• _Records excerpted from a collection_
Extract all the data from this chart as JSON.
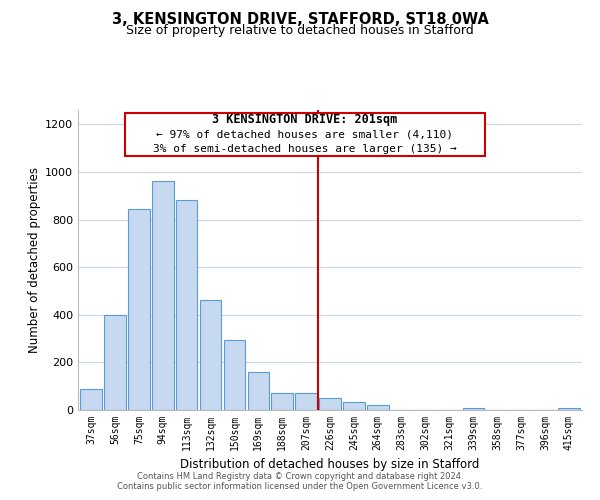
{
  "title": "3, KENSINGTON DRIVE, STAFFORD, ST18 0WA",
  "subtitle": "Size of property relative to detached houses in Stafford",
  "xlabel": "Distribution of detached houses by size in Stafford",
  "ylabel": "Number of detached properties",
  "bar_labels": [
    "37sqm",
    "56sqm",
    "75sqm",
    "94sqm",
    "113sqm",
    "132sqm",
    "150sqm",
    "169sqm",
    "188sqm",
    "207sqm",
    "226sqm",
    "245sqm",
    "264sqm",
    "283sqm",
    "302sqm",
    "321sqm",
    "339sqm",
    "358sqm",
    "377sqm",
    "396sqm",
    "415sqm"
  ],
  "bar_heights": [
    90,
    400,
    845,
    960,
    880,
    460,
    295,
    160,
    70,
    70,
    50,
    35,
    20,
    0,
    0,
    0,
    10,
    0,
    0,
    0,
    10
  ],
  "bar_color": "#c6d9f0",
  "bar_edge_color": "#5b9bd5",
  "reference_line_idx": 9.5,
  "reference_line_color": "#cc0000",
  "annotation_title": "3 KENSINGTON DRIVE: 201sqm",
  "annotation_line1": "← 97% of detached houses are smaller (4,110)",
  "annotation_line2": "3% of semi-detached houses are larger (135) →",
  "annotation_box_color": "#cc0000",
  "annotation_bg": "#ffffff",
  "ylim": [
    0,
    1260
  ],
  "yticks": [
    0,
    200,
    400,
    600,
    800,
    1000,
    1200
  ],
  "footer_line1": "Contains HM Land Registry data © Crown copyright and database right 2024.",
  "footer_line2": "Contains public sector information licensed under the Open Government Licence v3.0.",
  "bg_color": "#ffffff",
  "grid_color": "#c8d8e8"
}
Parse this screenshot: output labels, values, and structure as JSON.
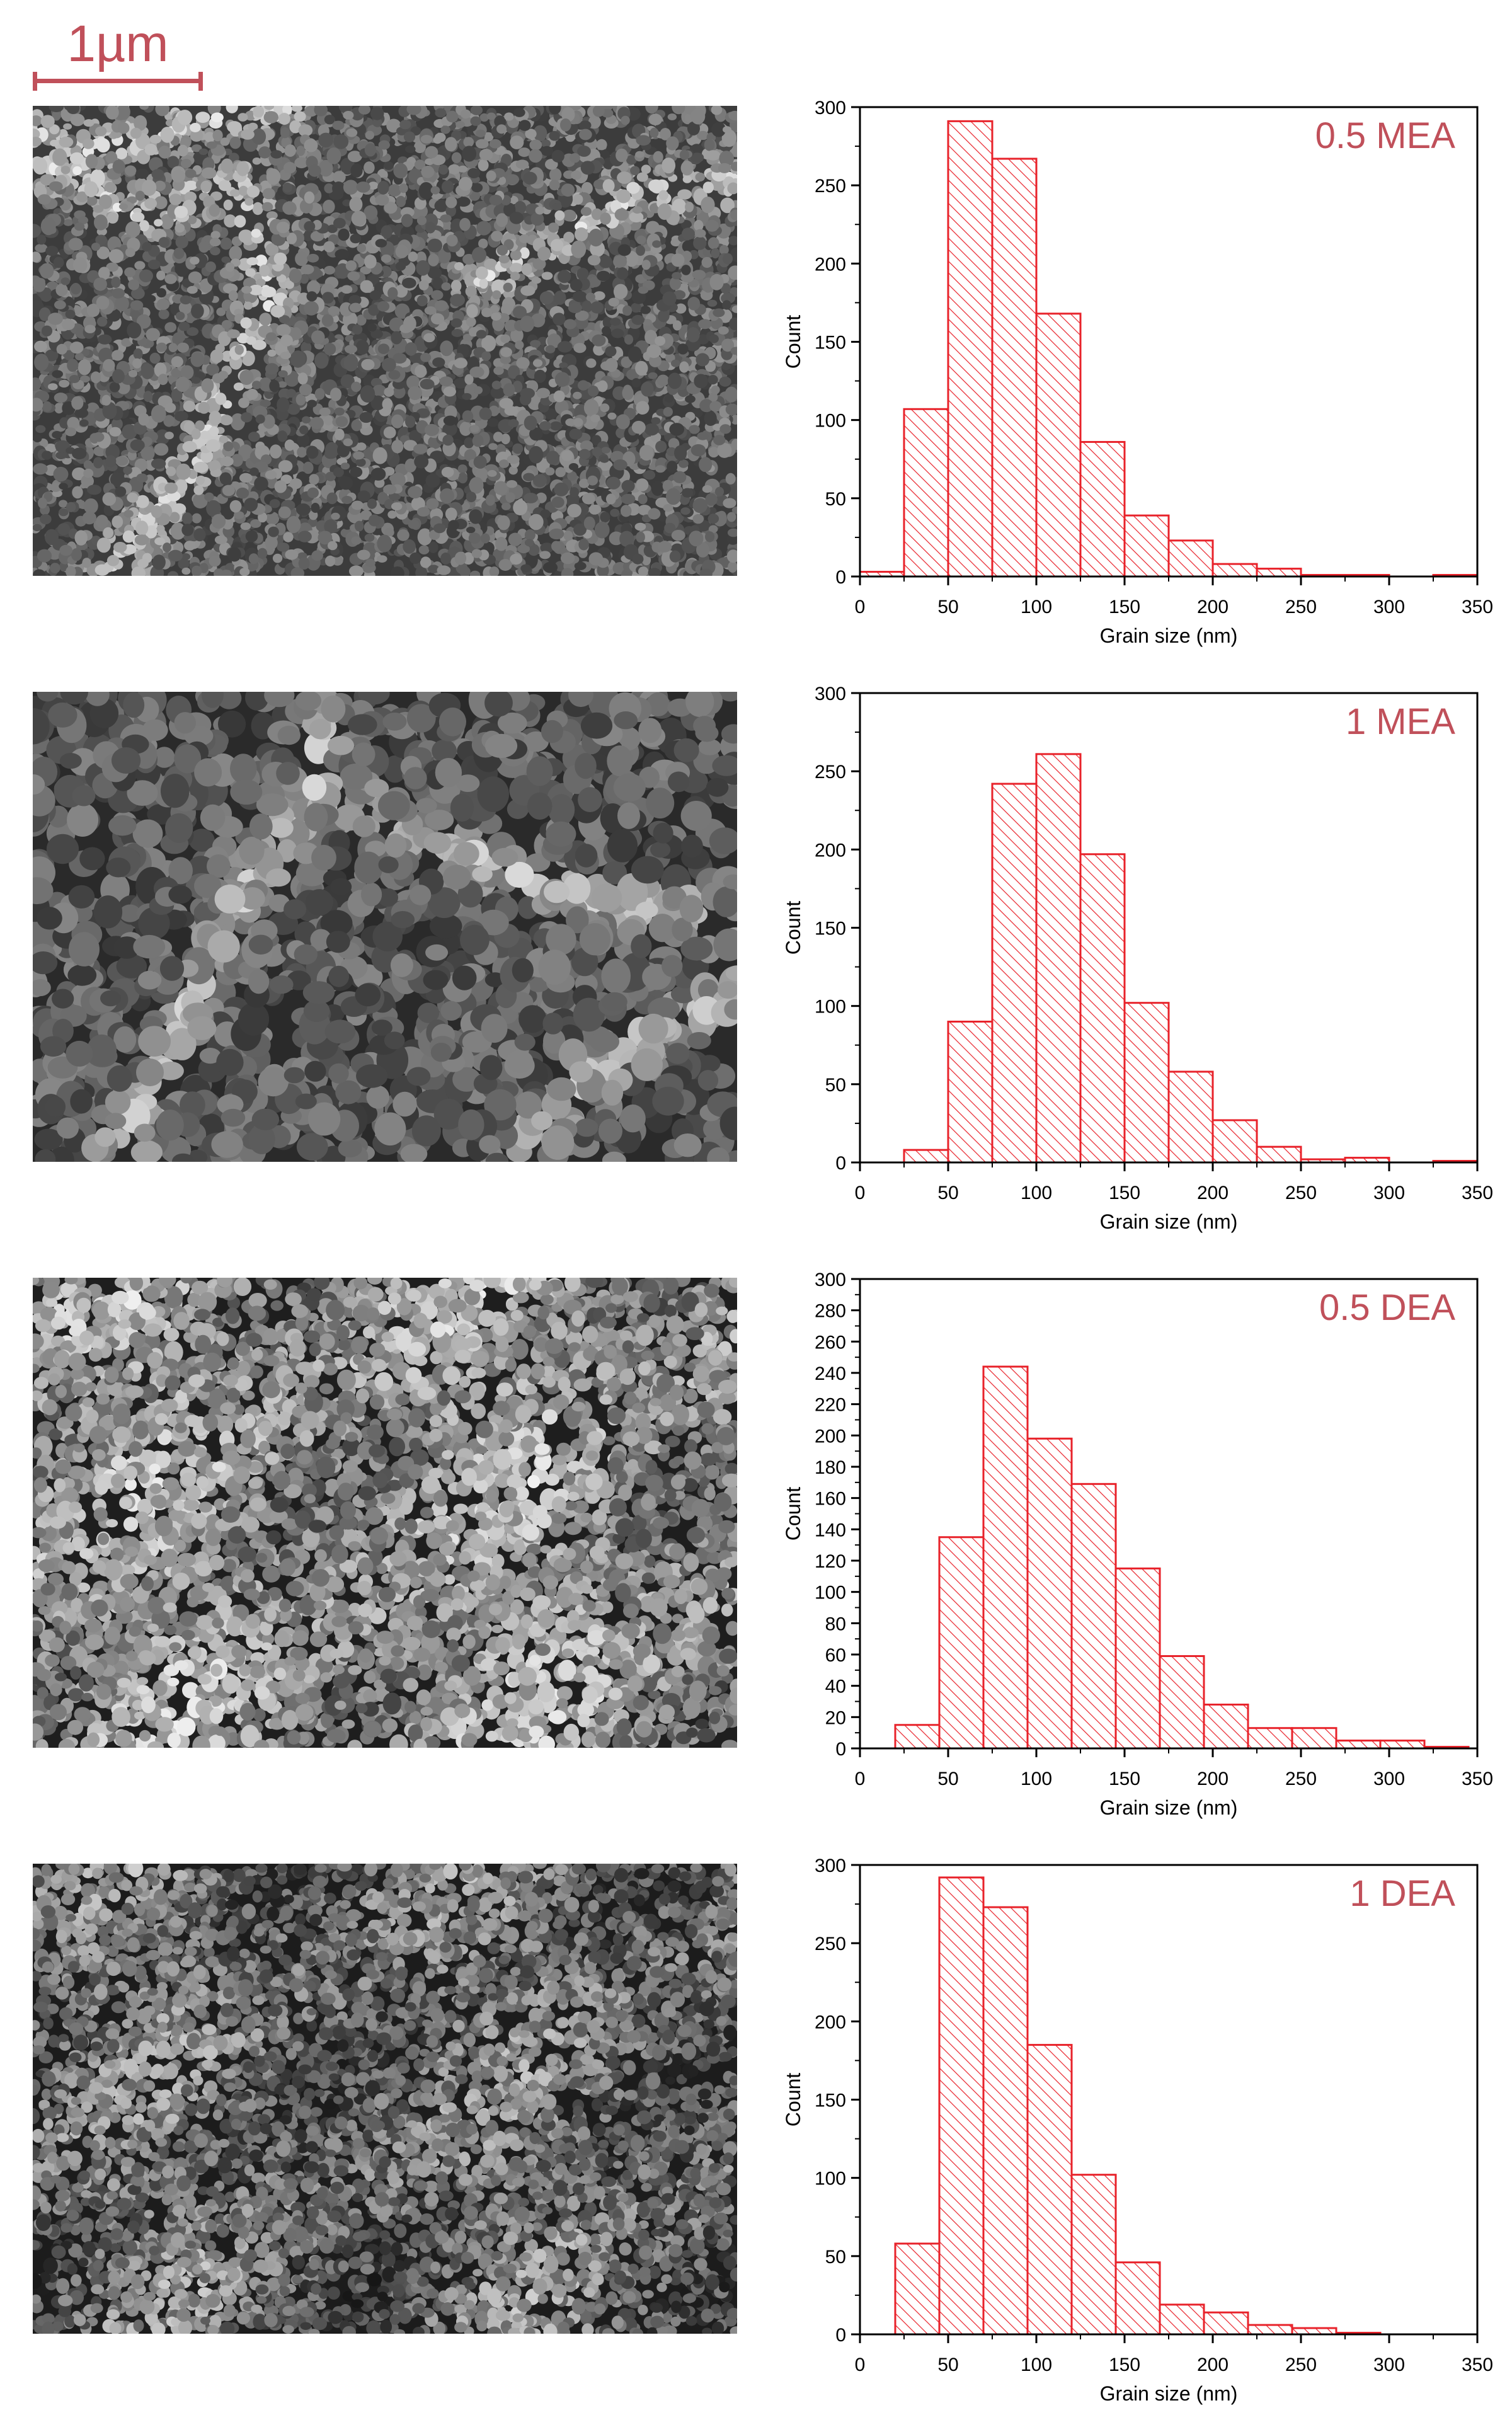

• _PROBLEM DESCRIPTION_
Excluding the pictures, restate the records above word for word.

• _ANSWER TO THE PROBLEM_
Extract all the data from this chart as JSON.
{
  "title": "3, KENSINGTON DRIVE, STAFFORD, ST18 0WA",
  "subtitle": "Size of property relative to detached houses in Stafford",
  "xlabel": "Distribution of detached houses by size in Stafford",
  "ylabel": "Number of detached properties",
  "bar_labels": [
    "37sqm",
    "56sqm",
    "75sqm",
    "94sqm",
    "113sqm",
    "132sqm",
    "150sqm",
    "169sqm",
    "188sqm",
    "207sqm",
    "226sqm",
    "245sqm",
    "264sqm",
    "283sqm",
    "302sqm",
    "321sqm",
    "339sqm",
    "358sqm",
    "377sqm",
    "396sqm",
    "415sqm"
  ],
  "bar_heights": [
    90,
    400,
    845,
    960,
    880,
    460,
    295,
    160,
    70,
    70,
    50,
    35,
    20,
    0,
    0,
    0,
    10,
    0,
    0,
    0,
    10
  ],
  "bar_color": "#c6d9f0",
  "bar_edge_color": "#5b9bd5",
  "reference_line_idx": 9.5,
  "reference_line_color": "#cc0000",
  "annotation_title": "3 KENSINGTON DRIVE: 201sqm",
  "annotation_line1": "← 97% of detached houses are smaller (4,110)",
  "annotation_line2": "3% of semi-detached houses are larger (135) →",
  "annotation_box_color": "#cc0000",
  "annotation_bg": "#ffffff",
  "ylim": [
    0,
    1260
  ],
  "yticks": [
    0,
    200,
    400,
    600,
    800,
    1000,
    1200
  ],
  "footer_line1": "Contains HM Land Registry data © Crown copyright and database right 2024.",
  "footer_line2": "Contains public sector information licensed under the Open Government Licence v3.0.",
  "bg_color": "#ffffff",
  "grid_color": "#c8d8e8"
}
Parse this screenshot: output labels, values, and structure as JSON.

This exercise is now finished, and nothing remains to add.